"""

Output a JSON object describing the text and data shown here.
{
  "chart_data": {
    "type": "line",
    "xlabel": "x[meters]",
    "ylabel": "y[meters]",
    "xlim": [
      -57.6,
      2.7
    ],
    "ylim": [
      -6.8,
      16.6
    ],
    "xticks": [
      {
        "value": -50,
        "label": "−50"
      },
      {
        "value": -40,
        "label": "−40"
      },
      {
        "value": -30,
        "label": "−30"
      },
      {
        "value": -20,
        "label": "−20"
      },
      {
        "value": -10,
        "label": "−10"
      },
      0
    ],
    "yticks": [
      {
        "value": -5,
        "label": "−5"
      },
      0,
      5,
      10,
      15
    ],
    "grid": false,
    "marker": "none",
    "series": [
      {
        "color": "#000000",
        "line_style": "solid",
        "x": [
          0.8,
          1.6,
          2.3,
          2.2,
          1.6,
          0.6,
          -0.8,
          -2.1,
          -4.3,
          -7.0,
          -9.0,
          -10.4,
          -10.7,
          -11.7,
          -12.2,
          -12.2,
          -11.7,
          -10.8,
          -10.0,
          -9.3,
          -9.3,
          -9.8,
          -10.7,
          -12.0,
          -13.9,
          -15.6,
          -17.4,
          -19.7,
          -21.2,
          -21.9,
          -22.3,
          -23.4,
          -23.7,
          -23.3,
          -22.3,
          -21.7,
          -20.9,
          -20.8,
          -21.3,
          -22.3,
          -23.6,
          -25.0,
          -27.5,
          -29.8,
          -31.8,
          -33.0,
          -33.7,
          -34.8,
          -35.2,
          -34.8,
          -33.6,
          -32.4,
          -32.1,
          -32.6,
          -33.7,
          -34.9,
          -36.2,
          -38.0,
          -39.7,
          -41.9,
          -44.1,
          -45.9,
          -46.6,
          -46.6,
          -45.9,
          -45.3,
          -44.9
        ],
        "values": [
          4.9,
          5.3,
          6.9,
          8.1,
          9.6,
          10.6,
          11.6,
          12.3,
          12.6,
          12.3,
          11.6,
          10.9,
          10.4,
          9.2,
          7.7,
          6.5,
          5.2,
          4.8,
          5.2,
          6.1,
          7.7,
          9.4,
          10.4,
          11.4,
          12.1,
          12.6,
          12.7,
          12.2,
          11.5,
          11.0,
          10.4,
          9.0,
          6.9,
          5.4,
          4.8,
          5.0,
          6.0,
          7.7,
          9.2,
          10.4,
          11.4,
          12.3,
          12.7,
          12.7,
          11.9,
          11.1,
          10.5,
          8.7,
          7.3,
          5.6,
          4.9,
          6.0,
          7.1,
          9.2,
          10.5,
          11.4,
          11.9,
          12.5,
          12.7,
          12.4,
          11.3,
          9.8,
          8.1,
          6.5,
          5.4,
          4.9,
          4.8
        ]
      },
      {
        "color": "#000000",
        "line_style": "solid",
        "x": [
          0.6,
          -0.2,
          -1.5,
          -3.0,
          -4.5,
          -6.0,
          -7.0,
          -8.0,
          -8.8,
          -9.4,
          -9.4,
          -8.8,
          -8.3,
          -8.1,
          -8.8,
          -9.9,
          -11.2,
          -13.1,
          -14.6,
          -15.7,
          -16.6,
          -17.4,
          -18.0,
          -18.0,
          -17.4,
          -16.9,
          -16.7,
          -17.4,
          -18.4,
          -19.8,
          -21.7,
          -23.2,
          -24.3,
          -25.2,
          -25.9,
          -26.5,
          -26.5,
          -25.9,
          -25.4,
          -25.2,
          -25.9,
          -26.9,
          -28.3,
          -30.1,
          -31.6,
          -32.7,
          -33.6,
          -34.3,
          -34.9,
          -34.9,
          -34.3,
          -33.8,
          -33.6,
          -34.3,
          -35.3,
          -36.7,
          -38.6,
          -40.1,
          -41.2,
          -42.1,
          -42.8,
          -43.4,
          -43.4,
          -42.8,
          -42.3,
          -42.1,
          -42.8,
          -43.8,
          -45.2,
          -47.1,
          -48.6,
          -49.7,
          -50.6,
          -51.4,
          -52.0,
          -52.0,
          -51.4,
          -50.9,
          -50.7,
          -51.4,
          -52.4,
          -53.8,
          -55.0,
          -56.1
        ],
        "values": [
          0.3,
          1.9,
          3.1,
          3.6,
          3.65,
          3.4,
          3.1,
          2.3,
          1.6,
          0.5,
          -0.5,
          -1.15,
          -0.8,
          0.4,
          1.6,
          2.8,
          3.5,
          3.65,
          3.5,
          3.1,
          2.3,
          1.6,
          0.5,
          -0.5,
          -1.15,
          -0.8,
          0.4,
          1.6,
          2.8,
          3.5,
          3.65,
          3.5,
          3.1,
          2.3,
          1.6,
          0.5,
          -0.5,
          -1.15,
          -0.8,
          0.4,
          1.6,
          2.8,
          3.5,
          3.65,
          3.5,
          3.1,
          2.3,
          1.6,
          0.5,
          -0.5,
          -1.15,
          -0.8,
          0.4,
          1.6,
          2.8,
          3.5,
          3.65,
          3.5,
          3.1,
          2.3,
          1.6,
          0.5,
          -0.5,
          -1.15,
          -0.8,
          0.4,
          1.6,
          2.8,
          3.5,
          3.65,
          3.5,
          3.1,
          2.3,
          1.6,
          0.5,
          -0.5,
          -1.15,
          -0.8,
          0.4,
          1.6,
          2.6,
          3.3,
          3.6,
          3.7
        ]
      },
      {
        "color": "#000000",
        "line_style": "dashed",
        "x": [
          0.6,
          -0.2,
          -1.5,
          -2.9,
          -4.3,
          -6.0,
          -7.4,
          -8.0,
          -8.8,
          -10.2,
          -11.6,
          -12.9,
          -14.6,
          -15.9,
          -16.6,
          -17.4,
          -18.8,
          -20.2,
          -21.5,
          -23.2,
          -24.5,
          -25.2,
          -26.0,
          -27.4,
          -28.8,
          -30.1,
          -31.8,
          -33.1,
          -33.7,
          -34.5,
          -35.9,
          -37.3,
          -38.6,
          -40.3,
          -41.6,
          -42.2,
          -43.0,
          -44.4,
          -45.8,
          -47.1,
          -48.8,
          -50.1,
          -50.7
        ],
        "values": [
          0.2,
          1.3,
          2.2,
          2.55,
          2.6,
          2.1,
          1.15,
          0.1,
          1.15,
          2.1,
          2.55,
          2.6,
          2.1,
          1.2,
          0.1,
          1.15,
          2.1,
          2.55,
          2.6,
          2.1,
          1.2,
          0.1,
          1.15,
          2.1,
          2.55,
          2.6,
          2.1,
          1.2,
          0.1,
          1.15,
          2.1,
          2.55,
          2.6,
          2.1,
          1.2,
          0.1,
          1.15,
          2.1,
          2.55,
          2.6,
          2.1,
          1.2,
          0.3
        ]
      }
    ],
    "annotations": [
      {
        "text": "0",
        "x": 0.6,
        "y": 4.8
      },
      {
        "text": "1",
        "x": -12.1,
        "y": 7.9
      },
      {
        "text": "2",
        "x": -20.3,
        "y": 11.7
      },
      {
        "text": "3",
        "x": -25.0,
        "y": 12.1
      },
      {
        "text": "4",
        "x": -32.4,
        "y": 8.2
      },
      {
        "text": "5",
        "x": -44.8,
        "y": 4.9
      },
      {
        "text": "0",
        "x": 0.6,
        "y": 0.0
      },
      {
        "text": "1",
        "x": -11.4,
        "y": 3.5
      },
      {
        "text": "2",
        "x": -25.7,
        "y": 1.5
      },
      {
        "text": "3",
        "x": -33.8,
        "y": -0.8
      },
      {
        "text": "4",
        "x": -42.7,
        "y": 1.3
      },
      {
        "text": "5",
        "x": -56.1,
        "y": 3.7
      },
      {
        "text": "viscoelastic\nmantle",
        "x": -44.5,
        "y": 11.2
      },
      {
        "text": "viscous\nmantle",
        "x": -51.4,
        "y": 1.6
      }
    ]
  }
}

"""

Exercise requirements: Extract, from the listing above, every line where the string "nmantle" occurs.

Expected answer:
        "text": "viscoelastic\nmantle",
        "text": "viscous\nmantle",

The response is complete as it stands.